+++ Excerpted records +++

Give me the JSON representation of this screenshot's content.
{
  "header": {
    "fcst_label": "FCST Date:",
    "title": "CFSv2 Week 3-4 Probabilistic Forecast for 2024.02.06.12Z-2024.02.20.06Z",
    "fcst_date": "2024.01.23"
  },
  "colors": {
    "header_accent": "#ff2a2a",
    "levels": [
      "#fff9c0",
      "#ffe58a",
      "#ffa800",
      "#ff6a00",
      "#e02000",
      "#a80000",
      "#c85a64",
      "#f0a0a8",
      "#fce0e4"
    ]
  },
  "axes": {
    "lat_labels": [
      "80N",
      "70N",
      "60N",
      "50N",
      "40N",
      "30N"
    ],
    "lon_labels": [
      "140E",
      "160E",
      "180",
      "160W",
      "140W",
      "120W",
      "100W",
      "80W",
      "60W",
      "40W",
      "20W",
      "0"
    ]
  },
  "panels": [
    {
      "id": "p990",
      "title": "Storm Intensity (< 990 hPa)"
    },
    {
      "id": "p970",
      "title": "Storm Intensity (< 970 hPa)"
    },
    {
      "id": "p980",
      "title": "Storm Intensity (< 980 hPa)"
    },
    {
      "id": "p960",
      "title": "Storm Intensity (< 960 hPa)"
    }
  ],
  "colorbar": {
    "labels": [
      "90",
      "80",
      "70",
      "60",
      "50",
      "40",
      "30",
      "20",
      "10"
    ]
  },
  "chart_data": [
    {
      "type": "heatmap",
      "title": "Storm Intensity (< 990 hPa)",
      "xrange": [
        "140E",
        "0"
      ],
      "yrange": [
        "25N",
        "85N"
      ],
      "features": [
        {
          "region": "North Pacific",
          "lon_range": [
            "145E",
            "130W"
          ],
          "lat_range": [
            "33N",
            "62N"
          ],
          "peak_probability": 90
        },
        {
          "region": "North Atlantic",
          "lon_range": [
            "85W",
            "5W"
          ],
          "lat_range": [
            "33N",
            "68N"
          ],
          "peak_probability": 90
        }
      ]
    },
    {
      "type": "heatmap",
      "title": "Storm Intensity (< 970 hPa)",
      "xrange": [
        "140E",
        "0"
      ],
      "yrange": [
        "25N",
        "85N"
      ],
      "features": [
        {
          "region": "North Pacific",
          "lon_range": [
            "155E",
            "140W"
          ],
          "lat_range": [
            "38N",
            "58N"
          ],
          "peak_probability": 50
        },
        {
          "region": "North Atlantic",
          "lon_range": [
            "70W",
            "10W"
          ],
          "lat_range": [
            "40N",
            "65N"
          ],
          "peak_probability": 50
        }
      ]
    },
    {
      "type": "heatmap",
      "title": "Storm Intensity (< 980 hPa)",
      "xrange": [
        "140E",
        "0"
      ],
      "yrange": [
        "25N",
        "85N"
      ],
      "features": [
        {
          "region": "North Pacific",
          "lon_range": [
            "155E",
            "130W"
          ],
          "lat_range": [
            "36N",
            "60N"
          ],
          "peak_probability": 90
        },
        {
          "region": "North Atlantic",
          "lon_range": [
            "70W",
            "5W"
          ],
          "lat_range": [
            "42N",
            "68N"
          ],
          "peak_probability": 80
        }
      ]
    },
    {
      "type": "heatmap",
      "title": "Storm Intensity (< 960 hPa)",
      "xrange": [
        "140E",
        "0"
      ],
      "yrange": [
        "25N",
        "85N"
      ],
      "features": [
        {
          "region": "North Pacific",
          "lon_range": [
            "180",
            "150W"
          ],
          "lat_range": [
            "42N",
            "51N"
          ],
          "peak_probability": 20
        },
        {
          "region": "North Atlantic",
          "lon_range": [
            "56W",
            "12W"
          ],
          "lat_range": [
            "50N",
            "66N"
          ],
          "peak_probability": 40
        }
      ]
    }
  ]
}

+++

» Exercise prompt: Copy out each line exactly as written.

» Result for this exercise:
Give me the JSON representation of this screenshot's content.
{
  "header": {
    "fcst_label": "FCST Date:",
    "title": "CFSv2 Week 3-4 Probabilistic Forecast for 2024.02.06.12Z-2024.02.20.06Z",
    "fcst_date": "2024.01.23"
  },
  "colors": {
    "header_accent": "#ff2a2a",
    "levels": [
      "#fff9c0",
      "#ffe58a",
      "#ffa800",
      "#ff6a00",
      "#e02000",
      "#a80000",
      "#c85a64",
      "#f0a0a8",
      "#fce0e4"
    ]
  },
  "axes": {
    "lat_labels": [
      "80N",
      "70N",
      "60N",
      "50N",
      "40N",
      "30N"
    ],
    "lon_labels": [
      "140E",
      "160E",
      "180",
      "160W",
      "140W",
      "120W",
      "100W",
      "80W",
      "60W",
      "40W",
      "20W",
      "0"
    ]
  },
  "panels": [
    {
      "id": "p990",
      "title": "Storm Intensity (< 990 hPa)"
    },
    {
      "id": "p970",
      "title": "Storm Intensity (< 970 hPa)"
    },
    {
      "id": "p980",
      "title": "Storm Intensity (< 980 hPa)"
    },
    {
      "id": "p960",
      "title": "Storm Intensity (< 960 hPa)"
    }
  ],
  "colorbar": {
    "labels": [
      "90",
      "80",
      "70",
      "60",
      "50",
      "40",
      "30",
      "20",
      "10"
    ]
  },
  "chart_data": [
    {
      "type": "heatmap",
      "title": "Storm Intensity (< 990 hPa)",
      "xrange": [
        "140E",
        "0"
      ],
      "yrange": [
        "25N",
        "85N"
      ],
      "features": [
        {
          "region": "North Pacific",
          "lon_range": [
            "145E",
            "130W"
          ],
          "lat_range": [
            "33N",
            "62N"
          ],
          "peak_probability": 90
        },
        {
          "region": "North Atlantic",
          "lon_range": [
            "85W",
            "5W"
          ],
          "lat_range": [
            "33N",
            "68N"
          ],
          "peak_probability": 90
        }
      ]
    },
    {
      "type": "heatmap",
      "title": "Storm Intensity (< 970 hPa)",
      "xrange": [
        "140E",
        "0"
      ],
      "yrange": [
        "25N",
        "85N"
      ],
      "features": [
        {
          "region": "North Pacific",
          "lon_range": [
            "155E",
            "140W"
          ],
          "lat_range": [
            "38N",
            "58N"
          ],
          "peak_probability": 50
        },
        {
          "region": "North Atlantic",
          "lon_range": [
            "70W",
            "10W"
          ],
          "lat_range": [
            "40N",
            "65N"
          ],
          "peak_probability": 50
        }
      ]
    },
    {
      "type": "heatmap",
      "title": "Storm Intensity (< 980 hPa)",
      "xrange": [
        "140E",
        "0"
      ],
      "yrange": [
        "25N",
        "85N"
      ],
      "features": [
        {
          "region": "North Pacific",
          "lon_range": [
            "155E",
            "130W"
          ],
          "lat_range": [
            "36N",
            "60N"
          ],
          "peak_probability": 90
        },
        {
          "region": "North Atlantic",
          "lon_range": [
            "70W",
            "5W"
          ],
          "lat_range": [
            "42N",
            "68N"
          ],
          "peak_probability": 80
        }
      ]
    },
    {
      "type": "heatmap",
      "title": "Storm Intensity (< 960 hPa)",
      "xrange": [
        "140E",
        "0"
      ],
      "yrange": [
        "25N",
        "85N"
      ],
      "features": [
        {
          "region": "North Pacific",
          "lon_range": [
            "180",
            "150W"
          ],
          "lat_range": [
            "42N",
            "51N"
          ],
          "peak_probability": 20
        },
        {
          "region": "North Atlantic",
          "lon_range": [
            "56W",
            "12W"
          ],
          "lat_range": [
            "50N",
            "66N"
          ],
          "peak_probability": 40
        }
      ]
    }
  ]
}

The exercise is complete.